--- What is required ---
Check each line of the records for "Justice"; collect those that have it.

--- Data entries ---
▼▼▼
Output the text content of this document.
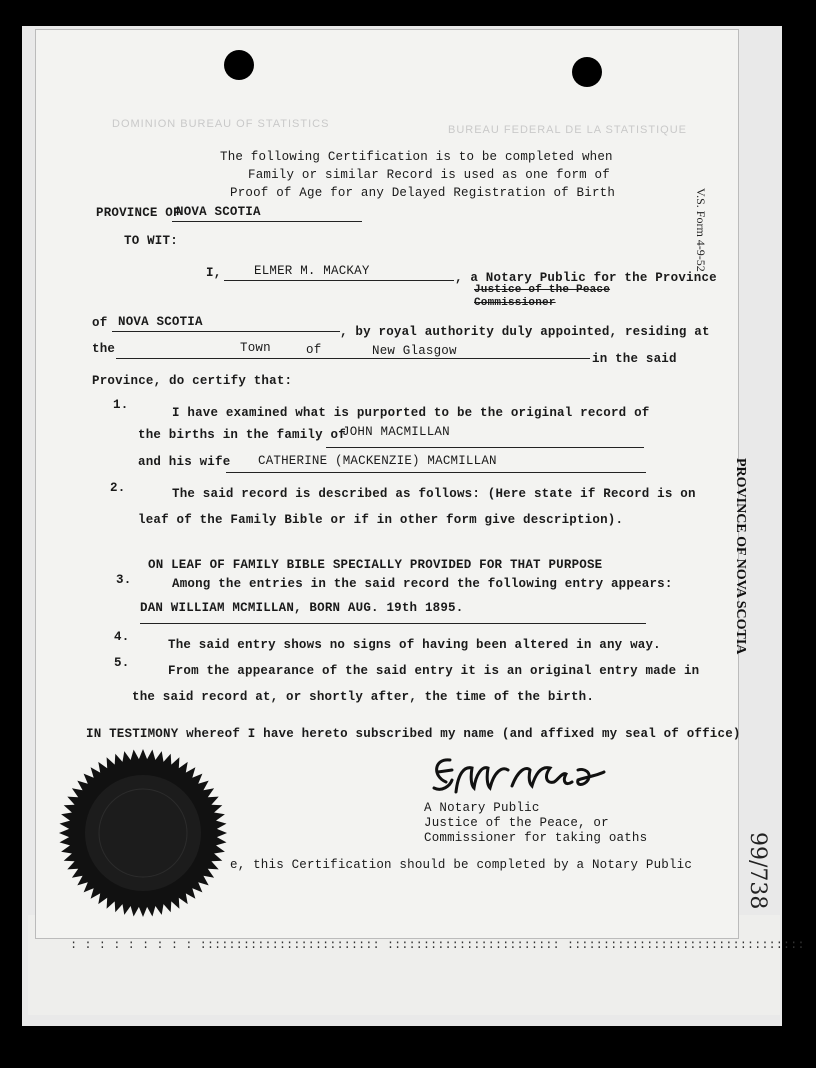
: : : : : : : : : ::::::::::::::::::::::::: :::::::::::::::::::::::: :::::::::::::::::::::::::::::::::
DOMINION BUREAU OF STATISTICS	BUREAU FEDERAL DE LA STATISTIQUE
V.S. Form 4-9-52
PROVINCE OF NOVA SCOTIA
99/738
The following Certification is to be completed when
Family or similar Record is used as one form of
Proof of Age for any Delayed Registration of Birth
PROVINCE OF
NOVA SCOTIA
TO WIT:
I,	ELMER M. MACKAY	, a Notary Public for the Province
Justice of the Peace
Commissioner
of NOVA SCOTIA
, by royal authority duly appointed, residing at
the	Town	of	New Glasgow
in the said
Province, do certify that:
1.
I have examined what is purported to be the original record of
the births in the family of
JOHN MACMILLAN
and his wife CATHERINE (MACKENZIE) MACMILLAN
2.	The said record is described as follows: (Here state if Record is on
leaf of the Family Bible or if in other form give description).
ON LEAF OF FAMILY BIBLE SPECIALLY PROVIDED FOR THAT PURPOSE
3.	Among the entries in the said record the following entry appears:
DAN WILLIAM MCMILLAN, BORN AUG. 19th 1895.
4.
The said entry shows no signs of having been altered in any way.
5.
From the appearance of the said entry it is an original entry made in
the said record at, or shortly after, the time of the birth.
IN TESTIMONY whereof I have hereto subscribed my name (and affixed my seal of office)
A Notary Public
Justice of the Peace, or
Commissioner for taking oaths
e, this Certification should be completed by a Notary Public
▲▲▲
--- Answer in full ---
Justice of the Peace
Justice of the Peace, or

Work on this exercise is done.